TASK STATEMENT: Report how many lines contain "Female". The answer is a single number.
BEGIN SUPPLIED MATERIAL
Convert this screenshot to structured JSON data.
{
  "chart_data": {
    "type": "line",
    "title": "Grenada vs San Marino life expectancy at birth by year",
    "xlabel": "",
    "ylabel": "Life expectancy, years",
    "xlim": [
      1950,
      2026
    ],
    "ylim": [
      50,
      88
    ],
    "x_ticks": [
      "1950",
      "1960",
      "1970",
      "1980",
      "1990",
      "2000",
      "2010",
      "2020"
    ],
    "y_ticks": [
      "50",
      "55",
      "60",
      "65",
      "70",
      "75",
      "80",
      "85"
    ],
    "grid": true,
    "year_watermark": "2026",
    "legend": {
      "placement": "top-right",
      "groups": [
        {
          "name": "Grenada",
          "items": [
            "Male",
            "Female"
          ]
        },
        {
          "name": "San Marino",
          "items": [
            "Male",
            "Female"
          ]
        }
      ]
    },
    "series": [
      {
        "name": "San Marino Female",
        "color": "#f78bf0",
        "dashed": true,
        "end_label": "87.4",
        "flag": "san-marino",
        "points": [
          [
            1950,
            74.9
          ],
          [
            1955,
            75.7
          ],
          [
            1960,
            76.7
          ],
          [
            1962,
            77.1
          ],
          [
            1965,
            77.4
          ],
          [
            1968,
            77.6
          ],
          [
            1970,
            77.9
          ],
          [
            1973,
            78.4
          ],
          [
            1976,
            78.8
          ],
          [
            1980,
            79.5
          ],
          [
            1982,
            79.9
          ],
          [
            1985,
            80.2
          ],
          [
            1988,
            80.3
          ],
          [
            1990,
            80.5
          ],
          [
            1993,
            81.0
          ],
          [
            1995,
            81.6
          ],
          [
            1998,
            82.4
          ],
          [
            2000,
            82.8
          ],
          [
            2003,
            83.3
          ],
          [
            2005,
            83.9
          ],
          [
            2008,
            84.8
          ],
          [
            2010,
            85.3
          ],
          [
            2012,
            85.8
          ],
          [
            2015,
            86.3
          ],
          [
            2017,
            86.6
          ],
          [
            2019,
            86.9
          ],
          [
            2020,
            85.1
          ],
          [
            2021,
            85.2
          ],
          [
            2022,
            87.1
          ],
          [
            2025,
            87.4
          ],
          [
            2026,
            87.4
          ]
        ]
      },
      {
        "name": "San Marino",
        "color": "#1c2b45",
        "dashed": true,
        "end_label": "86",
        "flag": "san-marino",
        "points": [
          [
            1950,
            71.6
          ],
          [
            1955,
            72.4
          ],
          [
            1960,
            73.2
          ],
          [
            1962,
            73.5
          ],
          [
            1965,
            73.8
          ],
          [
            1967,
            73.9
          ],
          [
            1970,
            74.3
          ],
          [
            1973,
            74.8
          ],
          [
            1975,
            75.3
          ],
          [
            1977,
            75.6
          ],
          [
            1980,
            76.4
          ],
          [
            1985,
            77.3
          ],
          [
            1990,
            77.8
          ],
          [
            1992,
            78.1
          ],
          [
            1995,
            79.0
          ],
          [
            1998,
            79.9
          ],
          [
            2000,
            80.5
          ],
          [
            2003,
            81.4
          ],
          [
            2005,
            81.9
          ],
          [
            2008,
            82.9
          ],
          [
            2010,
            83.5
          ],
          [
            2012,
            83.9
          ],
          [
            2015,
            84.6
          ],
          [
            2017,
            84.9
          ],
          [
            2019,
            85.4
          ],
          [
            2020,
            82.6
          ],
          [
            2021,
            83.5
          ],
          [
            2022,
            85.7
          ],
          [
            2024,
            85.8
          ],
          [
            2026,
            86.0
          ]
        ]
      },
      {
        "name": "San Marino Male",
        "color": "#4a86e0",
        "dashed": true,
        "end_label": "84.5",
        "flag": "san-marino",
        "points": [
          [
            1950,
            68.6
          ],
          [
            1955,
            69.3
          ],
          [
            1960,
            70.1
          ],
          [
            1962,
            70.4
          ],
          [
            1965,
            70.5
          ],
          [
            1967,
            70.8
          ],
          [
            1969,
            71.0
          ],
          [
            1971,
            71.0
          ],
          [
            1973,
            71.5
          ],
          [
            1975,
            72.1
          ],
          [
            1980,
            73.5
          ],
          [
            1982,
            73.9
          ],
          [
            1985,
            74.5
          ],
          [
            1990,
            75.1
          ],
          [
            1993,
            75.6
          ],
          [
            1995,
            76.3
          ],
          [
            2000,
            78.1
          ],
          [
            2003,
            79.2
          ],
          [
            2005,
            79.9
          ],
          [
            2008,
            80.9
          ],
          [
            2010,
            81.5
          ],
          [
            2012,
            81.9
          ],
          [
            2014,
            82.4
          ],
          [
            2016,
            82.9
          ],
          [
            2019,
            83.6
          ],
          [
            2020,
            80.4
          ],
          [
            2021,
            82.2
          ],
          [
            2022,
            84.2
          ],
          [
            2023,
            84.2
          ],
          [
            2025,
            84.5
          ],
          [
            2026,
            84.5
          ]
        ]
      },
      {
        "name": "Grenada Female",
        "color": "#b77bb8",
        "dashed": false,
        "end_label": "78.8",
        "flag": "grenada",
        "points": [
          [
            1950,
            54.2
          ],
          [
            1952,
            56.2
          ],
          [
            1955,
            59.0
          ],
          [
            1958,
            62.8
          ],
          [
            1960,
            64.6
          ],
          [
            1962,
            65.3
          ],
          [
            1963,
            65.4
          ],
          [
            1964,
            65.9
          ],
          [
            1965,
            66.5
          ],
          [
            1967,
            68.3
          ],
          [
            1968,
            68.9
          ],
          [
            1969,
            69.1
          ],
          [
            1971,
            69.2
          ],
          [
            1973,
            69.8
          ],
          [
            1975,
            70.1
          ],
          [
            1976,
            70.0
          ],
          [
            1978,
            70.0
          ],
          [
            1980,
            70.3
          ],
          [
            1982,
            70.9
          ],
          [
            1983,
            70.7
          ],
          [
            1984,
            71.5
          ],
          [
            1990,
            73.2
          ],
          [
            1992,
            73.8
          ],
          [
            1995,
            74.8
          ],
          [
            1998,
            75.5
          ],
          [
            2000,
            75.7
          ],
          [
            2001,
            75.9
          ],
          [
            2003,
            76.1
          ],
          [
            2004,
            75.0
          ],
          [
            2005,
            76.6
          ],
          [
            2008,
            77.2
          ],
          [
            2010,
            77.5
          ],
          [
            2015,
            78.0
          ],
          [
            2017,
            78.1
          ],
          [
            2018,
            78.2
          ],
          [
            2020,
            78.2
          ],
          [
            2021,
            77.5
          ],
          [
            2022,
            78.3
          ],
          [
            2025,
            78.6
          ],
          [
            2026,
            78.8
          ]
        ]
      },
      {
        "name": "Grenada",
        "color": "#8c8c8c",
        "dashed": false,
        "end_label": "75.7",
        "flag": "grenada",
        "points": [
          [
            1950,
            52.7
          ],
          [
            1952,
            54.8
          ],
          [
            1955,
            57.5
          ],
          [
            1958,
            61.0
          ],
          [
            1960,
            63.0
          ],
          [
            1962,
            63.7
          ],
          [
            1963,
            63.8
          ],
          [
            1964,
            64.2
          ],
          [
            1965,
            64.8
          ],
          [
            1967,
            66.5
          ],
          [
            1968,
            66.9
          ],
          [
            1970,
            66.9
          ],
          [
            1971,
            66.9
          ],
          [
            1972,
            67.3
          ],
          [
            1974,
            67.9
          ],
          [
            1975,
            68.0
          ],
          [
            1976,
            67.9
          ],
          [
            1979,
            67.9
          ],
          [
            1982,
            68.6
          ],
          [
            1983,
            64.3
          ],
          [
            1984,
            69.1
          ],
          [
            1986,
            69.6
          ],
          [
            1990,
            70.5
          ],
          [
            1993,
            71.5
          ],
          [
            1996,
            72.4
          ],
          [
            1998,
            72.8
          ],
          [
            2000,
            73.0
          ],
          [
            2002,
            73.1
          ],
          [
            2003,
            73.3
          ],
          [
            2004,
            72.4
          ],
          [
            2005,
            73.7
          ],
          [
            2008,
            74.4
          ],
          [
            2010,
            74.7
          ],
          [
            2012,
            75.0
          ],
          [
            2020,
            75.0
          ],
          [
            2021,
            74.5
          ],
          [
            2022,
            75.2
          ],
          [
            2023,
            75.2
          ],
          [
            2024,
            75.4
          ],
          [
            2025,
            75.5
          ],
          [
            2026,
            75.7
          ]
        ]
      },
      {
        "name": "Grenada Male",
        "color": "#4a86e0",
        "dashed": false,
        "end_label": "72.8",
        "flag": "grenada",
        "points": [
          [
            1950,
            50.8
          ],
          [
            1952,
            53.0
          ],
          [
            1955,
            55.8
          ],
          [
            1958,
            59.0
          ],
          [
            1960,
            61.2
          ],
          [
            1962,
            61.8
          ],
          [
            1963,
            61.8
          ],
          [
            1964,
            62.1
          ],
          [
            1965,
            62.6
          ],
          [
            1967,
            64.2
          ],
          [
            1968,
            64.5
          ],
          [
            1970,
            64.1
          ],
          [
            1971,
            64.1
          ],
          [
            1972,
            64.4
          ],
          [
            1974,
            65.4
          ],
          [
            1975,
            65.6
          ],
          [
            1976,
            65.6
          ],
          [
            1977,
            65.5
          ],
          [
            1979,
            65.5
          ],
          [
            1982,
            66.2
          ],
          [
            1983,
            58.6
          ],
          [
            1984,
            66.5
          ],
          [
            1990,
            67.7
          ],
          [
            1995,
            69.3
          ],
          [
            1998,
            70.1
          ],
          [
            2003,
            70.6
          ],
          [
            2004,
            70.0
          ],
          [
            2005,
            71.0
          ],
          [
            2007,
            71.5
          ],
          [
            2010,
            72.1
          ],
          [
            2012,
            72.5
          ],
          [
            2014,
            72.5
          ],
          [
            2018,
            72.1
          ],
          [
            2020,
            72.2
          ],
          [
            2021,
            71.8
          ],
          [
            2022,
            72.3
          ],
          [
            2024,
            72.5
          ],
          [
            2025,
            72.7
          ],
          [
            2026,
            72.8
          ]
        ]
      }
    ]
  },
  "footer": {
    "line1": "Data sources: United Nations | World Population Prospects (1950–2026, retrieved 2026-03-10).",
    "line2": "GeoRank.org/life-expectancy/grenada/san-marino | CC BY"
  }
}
END SUPPLIED MATERIAL
OUTPUT: 4